*GIVEN REQUEST*
Exclude the pictures, then repeat the remaining data exactly.

● ● ●

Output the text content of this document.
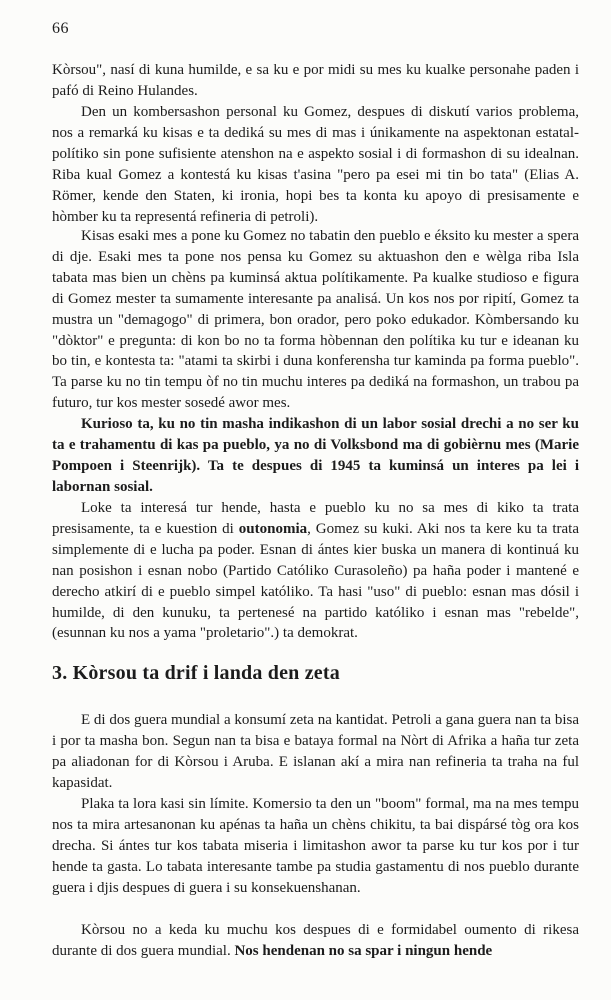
66

Kòrsou", nasí di kuna humilde, e sa ku e por midi su mes ku kualke personahe paden i pafó di Reino Hulandes.

Den un kombersashon personal ku Gomez, despues di diskutí varios problema, nos a remarká ku kisas e ta dediká su mes di mas i únikamente na aspektonan estatal-polítiko sin pone sufisiente atenshon na e aspekto sosial i di formashon di su idealnan. Riba kual Gomez a kontestá ku kisas t'asina "pero pa esei mi tin bo tata" (Elias A. Römer, kende den Staten, ki ironia, hopi bes ta konta ku apoyo di presisamente e hòmber ku ta representá refineria di petroli).

Kisas esaki mes a pone ku Gomez no tabatin den pueblo e éksito ku mester a spera di dje. Esaki mes ta pone nos pensa ku Gomez su aktuashon den e wèlga riba Isla tabata mas bien un chèns pa kuminsá aktua polítikamente. Pa kualke studioso e figura di Gomez mester ta sumamente interesante pa analisá. Un kos nos por ripití, Gomez ta mustra un "demagogo" di primera, bon orador, pero poko edukador. Kòmbersando ku "dòktor" e pregunta: di kon bo no ta forma hòbennan den polítika ku tur e ideanan ku bo tin, e kontesta ta: "atami ta skirbi i duna konferensha tur kaminda pa forma pueblo". Ta parse ku no tin tempu òf no tin muchu interes pa dediká na formashon, un trabou pa futuro, tur kos mester sosedé awor mes.

Kurioso ta, ku no tin masha indikashon di un labor sosial drechi a no ser ku ta e trahamentu di kas pa pueblo, ya no di Volksbond ma di gobièrnu mes (Marie Pompoen i Steenrijk). Ta te despues di 1945 ta kuminsá un interes pa lei i labornan sosial.

Loke ta interesá tur hende, hasta e pueblo ku no sa mes di kiko ta trata presisamente, ta e kuestion di outonomia, Gomez su kuki. Aki nos ta kere ku ta trata simplemente di e lucha pa poder. Esnan di ántes kier buska un manera di kontinuá ku nan posishon i esnan nobo (Partido Católiko Curasoleño) pa haña poder i mantené e derecho atkirí di e pueblo simpel katóliko. Ta hasi "uso" di pueblo: esnan mas dósil i humilde, di den kunuku, ta pertenesé na partido katóliko i esnan mas "rebelde", (esunnan ku nos a yama "proletario".) ta demokrat.

3. Kòrsou ta drif i landa den zeta

E di dos guera mundial a konsumí zeta na kantidat. Petroli a gana guera nan ta bisa i por ta masha bon. Segun nan ta bisa e bataya formal na Nòrt di Afrika a haña tur zeta pa aliadonan for di Kòrsou i Aruba. E islanan akí a mira nan refineria ta traha na ful kapasidat.

Plaka ta lora kasi sin límite. Komersio ta den un "boom" formal, ma na mes tempu nos ta mira artesanonan ku apénas ta haña un chèns chikitu, ta bai dispársé tòg ora kos drecha. Si ántes tur kos tabata miseria i limitashon awor ta parse ku tur kos por i tur hende ta gasta. Lo tabata interesante tambe pa studia gastamentu di nos pueblo durante guera i djis despues di guera i su konsekuenshanan.

Kòrsou no a keda ku muchu kos despues di e formidabel oumento di rikesa durante di dos guera mundial. Nos hendenan no sa spar i ningun hende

● ● ●

*THE RESULT*
Output the text content of this document.
66

Kòrsou", nasí di kuna humilde, e sa ku e por midi su mes ku kualke personahe paden i pafó di Reino Hulandes.

Den un kombersashon personal ku Gomez, despues di diskutí varios problema, nos a remarká ku kisas e ta dediká su mes di mas i únikamente na aspektonan estatal-polítiko sin pone sufisiente atenshon na e aspekto sosial i di formashon di su idealnan. Riba kual Gomez a kontestá ku kisas t'asina "pero pa esei mi tin bo tata" (Elias A. Römer, kende den Staten, ki ironia, hopi bes ta konta ku apoyo di presisamente e hòmber ku ta representá refineria di petroli).

Kisas esaki mes a pone ku Gomez no tabatin den pueblo e éksito ku mester a spera di dje. Esaki mes ta pone nos pensa ku Gomez su aktuashon den e wèlga riba Isla tabata mas bien un chèns pa kuminsá aktua polítikamente. Pa kualke studioso e figura di Gomez mester ta sumamente interesante pa analisá. Un kos nos por ripití, Gomez ta mustra un "demagogo" di primera, bon orador, pero poko edukador. Kòmbersando ku "dòktor" e pregunta: di kon bo no ta forma hòbennan den polítika ku tur e ideanan ku bo tin, e kontesta ta: "atami ta skirbi i duna konferensha tur kaminda pa forma pueblo". Ta parse ku no tin tempu òf no tin muchu interes pa dediká na formashon, un trabou pa futuro, tur kos mester sosedé awor mes.

Kurioso ta, ku no tin masha indikashon di un labor sosial drechi a no ser ku ta e trahamentu di kas pa pueblo, ya no di Volksbond ma di gobièrnu mes (Marie Pompoen i Steenrijk). Ta te despues di 1945 ta kuminsá un interes pa lei i labornan sosial.

Loke ta interesá tur hende, hasta e pueblo ku no sa mes di kiko ta trata presisamente, ta e kuestion di outonomia, Gomez su kuki. Aki nos ta kere ku ta trata simplemente di e lucha pa poder. Esnan di ántes kier buska un manera di kontinuá ku nan posishon i esnan nobo (Partido Católiko Curasoleño) pa haña poder i mantené e derecho atkirí di e pueblo simpel katóliko. Ta hasi "uso" di pueblo: esnan mas dósil i humilde, di den kunuku, ta pertenesé na partido katóliko i esnan mas "rebelde", (esunnan ku nos a yama "proletario".) ta demokrat.

3. Kòrsou ta drif i landa den zeta

E di dos guera mundial a konsumí zeta na kantidat. Petroli a gana guera nan ta bisa i por ta masha bon. Segun nan ta bisa e bataya formal na Nòrt di Afrika a haña tur zeta pa aliadonan for di Kòrsou i Aruba. E islanan akí a mira nan refineria ta traha na ful kapasidat.

Plaka ta lora kasi sin límite. Komersio ta den un "boom" formal, ma na mes tempu nos ta mira artesanonan ku apénas ta haña un chèns chikitu, ta bai dispársé tòg ora kos drecha. Si ántes tur kos tabata miseria i limitashon awor ta parse ku tur kos por i tur hende ta gasta. Lo tabata interesante tambe pa studia gastamentu di nos pueblo durante guera i djis despues di guera i su konsekuenshanan.

Kòrsou no a keda ku muchu kos despues di e formidabel oumento di rikesa durante di dos guera mundial. Nos hendenan no sa spar i ningun hende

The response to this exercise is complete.